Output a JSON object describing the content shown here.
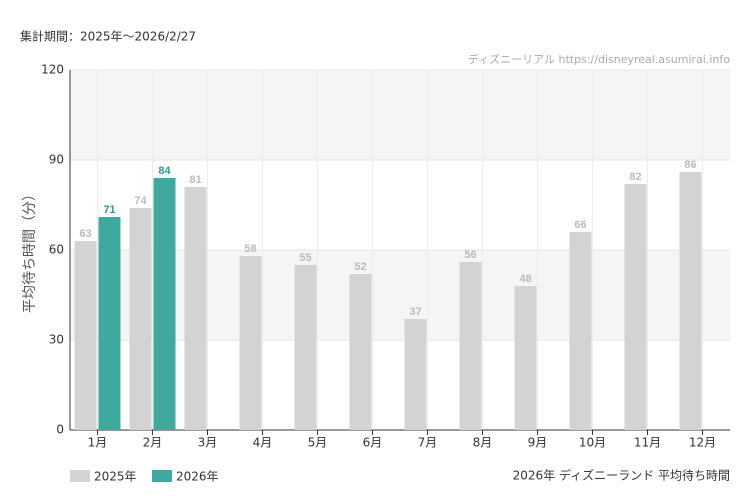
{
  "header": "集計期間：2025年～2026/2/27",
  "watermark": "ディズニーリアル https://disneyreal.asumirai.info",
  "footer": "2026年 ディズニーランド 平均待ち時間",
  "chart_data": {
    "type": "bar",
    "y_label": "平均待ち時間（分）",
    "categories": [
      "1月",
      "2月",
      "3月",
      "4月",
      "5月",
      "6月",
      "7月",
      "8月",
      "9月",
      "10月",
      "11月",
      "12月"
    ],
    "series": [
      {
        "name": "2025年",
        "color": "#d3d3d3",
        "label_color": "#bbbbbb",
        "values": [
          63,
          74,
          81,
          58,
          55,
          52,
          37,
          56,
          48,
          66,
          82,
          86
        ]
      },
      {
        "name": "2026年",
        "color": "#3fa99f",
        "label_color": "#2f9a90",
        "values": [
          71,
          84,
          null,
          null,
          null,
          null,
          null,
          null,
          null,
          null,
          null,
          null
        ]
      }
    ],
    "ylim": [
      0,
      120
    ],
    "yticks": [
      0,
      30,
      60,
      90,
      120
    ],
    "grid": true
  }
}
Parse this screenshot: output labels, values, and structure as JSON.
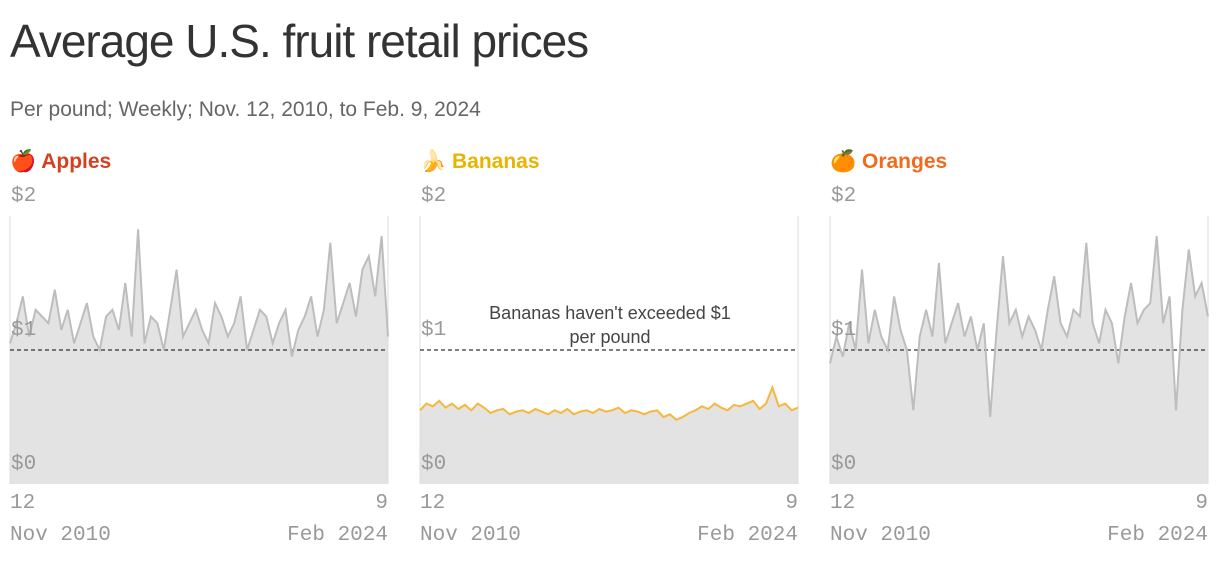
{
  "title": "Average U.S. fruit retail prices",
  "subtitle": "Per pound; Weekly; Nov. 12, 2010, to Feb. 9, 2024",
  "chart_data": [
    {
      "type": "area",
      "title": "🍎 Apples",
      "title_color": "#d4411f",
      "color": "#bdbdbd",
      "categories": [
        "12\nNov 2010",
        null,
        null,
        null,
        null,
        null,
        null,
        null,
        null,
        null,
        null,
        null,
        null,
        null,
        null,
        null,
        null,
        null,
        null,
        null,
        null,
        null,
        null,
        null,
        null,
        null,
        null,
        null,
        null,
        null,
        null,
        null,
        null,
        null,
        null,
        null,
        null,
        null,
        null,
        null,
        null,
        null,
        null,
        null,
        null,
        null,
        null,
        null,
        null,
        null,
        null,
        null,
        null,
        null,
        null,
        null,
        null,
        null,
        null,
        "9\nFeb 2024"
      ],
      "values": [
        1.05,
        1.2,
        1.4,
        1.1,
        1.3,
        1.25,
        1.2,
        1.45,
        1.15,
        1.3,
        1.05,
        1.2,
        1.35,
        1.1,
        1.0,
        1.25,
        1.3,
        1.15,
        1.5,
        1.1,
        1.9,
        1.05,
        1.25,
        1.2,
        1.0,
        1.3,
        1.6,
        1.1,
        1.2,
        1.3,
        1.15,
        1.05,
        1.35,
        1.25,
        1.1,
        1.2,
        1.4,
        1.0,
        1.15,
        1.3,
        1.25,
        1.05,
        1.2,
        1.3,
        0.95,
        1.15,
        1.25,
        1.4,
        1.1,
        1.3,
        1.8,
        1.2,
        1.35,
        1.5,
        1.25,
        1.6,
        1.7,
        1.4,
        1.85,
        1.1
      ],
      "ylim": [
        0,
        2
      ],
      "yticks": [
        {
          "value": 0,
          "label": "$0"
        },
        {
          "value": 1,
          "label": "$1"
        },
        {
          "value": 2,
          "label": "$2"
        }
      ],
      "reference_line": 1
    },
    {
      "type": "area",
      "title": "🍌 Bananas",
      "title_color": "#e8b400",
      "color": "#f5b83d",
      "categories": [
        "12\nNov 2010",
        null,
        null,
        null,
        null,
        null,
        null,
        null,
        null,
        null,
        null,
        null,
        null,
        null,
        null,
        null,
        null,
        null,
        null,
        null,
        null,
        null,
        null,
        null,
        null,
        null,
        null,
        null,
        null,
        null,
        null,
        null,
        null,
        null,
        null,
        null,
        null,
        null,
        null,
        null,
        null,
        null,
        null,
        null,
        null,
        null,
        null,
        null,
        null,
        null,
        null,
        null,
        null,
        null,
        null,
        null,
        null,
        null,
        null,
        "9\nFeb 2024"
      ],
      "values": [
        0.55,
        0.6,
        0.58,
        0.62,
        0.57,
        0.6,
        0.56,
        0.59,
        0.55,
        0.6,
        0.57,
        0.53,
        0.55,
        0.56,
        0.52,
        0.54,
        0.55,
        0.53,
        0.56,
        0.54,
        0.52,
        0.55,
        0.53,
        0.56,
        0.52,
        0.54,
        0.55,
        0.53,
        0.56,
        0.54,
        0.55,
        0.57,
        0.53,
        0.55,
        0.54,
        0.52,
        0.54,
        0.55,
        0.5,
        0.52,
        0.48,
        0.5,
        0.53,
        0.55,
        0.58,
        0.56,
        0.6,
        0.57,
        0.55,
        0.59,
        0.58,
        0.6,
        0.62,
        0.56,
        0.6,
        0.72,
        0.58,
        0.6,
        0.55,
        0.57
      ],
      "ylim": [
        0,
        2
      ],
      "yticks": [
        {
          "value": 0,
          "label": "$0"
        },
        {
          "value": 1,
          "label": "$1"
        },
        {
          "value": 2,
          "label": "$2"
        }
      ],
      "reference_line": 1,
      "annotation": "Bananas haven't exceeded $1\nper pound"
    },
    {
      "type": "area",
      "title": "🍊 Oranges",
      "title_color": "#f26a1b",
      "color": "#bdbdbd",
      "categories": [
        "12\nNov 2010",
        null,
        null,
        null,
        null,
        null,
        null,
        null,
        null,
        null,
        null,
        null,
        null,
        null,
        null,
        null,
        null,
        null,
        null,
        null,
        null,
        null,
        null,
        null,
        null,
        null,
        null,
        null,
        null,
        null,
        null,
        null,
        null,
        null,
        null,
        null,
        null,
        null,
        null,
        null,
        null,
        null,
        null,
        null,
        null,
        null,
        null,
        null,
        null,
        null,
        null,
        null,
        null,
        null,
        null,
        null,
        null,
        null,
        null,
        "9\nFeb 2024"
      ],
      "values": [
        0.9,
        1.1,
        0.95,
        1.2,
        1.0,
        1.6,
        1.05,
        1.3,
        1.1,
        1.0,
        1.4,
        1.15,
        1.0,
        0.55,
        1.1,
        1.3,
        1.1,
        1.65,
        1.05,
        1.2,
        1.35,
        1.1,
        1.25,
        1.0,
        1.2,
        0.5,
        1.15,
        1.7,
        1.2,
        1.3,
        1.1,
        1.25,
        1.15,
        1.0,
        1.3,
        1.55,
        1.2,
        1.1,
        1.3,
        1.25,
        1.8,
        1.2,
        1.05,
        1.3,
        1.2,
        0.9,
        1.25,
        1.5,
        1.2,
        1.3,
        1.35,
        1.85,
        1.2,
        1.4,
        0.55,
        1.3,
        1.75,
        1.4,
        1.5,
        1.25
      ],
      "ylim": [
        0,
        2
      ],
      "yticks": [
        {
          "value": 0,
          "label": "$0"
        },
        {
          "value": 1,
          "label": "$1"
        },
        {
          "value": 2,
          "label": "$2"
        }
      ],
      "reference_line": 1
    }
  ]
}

* * *

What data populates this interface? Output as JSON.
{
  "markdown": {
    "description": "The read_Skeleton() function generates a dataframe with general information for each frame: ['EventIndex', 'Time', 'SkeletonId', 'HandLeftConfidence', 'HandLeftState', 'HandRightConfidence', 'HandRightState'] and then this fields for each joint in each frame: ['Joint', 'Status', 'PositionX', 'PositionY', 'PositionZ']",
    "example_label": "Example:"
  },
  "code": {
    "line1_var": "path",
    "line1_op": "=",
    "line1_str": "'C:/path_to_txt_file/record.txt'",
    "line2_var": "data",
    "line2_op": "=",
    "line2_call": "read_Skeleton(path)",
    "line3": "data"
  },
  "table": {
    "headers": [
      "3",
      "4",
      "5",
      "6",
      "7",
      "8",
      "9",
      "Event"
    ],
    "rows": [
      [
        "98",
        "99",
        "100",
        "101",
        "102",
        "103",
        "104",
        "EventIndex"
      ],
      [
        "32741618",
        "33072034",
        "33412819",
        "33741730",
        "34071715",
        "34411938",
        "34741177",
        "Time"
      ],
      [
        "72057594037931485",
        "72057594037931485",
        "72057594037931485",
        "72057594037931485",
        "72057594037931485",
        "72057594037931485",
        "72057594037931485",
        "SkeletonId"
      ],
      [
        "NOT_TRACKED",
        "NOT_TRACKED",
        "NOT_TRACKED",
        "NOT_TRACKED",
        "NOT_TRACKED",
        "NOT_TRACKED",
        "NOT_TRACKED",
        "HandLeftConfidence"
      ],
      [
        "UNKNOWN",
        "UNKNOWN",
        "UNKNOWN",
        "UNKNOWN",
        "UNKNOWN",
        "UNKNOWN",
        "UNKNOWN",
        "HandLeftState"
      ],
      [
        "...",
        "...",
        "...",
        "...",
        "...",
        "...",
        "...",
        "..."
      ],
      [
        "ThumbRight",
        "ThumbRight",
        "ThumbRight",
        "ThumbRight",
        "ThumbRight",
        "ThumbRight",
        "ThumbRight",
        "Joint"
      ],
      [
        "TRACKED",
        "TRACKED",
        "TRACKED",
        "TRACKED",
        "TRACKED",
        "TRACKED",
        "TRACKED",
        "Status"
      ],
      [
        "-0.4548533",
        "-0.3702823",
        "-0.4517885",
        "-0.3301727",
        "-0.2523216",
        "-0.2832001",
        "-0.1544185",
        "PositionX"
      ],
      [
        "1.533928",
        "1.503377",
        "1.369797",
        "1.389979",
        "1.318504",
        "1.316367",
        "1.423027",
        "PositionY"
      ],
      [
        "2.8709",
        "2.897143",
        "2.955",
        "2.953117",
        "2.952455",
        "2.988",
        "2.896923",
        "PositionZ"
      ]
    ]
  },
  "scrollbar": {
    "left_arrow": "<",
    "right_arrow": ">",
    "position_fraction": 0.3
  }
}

* **WHAT TO PRODUCE**:
Find the string "HandLeftState" in the entries above and return each line that holds it.

* **SOLUTION TO THIS PROBLEM**:
    "description": "The read_Skeleton() function generates a dataframe with general information for each frame: ['EventIndex', 'Time', 'SkeletonId', 'HandLeftConfidence', 'HandLeftState', 'HandRightConfidence', 'HandRightState'] and then this fields for each joint in each frame: ['Joint', 'Status', 'PositionX', 'PositionY', 'PositionZ']",
        "HandLeftState"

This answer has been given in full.